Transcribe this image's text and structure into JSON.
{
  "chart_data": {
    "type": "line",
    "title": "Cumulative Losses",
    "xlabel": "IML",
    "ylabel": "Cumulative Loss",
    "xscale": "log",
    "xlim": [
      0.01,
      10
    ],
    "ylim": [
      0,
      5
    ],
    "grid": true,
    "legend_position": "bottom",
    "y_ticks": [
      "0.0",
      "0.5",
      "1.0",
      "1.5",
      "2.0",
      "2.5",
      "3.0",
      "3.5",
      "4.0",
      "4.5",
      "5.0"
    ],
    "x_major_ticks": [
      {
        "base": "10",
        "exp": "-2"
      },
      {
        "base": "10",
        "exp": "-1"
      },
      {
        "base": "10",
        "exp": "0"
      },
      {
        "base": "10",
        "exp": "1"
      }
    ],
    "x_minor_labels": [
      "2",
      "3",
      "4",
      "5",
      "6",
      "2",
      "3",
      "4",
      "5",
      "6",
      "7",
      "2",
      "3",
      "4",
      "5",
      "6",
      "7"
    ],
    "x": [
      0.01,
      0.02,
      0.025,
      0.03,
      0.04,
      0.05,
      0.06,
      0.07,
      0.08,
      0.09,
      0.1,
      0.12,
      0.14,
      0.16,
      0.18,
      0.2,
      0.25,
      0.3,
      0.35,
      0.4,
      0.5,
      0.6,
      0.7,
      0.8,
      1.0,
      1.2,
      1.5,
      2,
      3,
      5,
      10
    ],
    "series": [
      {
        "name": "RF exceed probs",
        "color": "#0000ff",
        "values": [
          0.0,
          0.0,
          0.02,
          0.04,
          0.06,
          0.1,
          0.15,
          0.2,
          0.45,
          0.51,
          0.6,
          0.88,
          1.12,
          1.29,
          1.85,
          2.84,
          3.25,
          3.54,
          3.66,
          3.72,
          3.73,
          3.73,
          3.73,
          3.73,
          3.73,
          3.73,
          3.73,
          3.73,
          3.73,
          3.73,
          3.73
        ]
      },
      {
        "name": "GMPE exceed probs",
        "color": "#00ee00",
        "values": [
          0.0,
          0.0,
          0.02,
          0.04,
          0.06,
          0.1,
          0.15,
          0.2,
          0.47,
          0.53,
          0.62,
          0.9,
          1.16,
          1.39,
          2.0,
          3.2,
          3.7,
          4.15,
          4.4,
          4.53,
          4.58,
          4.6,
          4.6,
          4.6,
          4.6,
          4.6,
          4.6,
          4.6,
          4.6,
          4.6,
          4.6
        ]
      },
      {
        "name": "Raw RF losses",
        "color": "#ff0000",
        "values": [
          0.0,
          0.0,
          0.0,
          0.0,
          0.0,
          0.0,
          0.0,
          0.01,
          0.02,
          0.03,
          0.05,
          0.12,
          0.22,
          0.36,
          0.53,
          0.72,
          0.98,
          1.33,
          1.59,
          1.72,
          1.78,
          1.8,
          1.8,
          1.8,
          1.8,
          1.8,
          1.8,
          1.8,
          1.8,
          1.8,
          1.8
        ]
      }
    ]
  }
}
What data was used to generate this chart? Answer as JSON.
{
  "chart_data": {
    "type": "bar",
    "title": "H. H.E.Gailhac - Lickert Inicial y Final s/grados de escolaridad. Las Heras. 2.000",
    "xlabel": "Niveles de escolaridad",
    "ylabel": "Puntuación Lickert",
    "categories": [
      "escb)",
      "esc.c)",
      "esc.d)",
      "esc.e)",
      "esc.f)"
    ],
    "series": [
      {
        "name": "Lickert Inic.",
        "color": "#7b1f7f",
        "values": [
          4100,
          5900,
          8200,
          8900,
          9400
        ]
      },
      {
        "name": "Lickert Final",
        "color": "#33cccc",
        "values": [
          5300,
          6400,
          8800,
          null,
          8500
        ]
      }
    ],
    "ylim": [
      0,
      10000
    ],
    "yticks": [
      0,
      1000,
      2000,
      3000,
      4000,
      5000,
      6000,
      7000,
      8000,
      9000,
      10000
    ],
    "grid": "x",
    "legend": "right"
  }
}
= = = = =
Print the line containing "What data was" and every line after it to the end of the records above, exactly as written, and nothing else.

What data was used to generate this chart? Answer as JSON.
{
  "chart_data": {
    "type": "bar",
    "title": "H. H.E.Gailhac - Lickert Inicial y Final s/grados de escolaridad. Las Heras. 2.000",
    "xlabel": "Niveles de escolaridad",
    "ylabel": "Puntuación Lickert",
    "categories": [
      "escb)",
      "esc.c)",
      "esc.d)",
      "esc.e)",
      "esc.f)"
    ],
    "series": [
      {
        "name": "Lickert Inic.",
        "color": "#7b1f7f",
        "values": [
          4100,
          5900,
          8200,
          8900,
          9400
        ]
      },
      {
        "name": "Lickert Final",
        "color": "#33cccc",
        "values": [
          5300,
          6400,
          8800,
          null,
          8500
        ]
      }
    ],
    "ylim": [
      0,
      10000
    ],
    "yticks": [
      0,
      1000,
      2000,
      3000,
      4000,
      5000,
      6000,
      7000,
      8000,
      9000,
      10000
    ],
    "grid": "x",
    "legend": "right"
  }
}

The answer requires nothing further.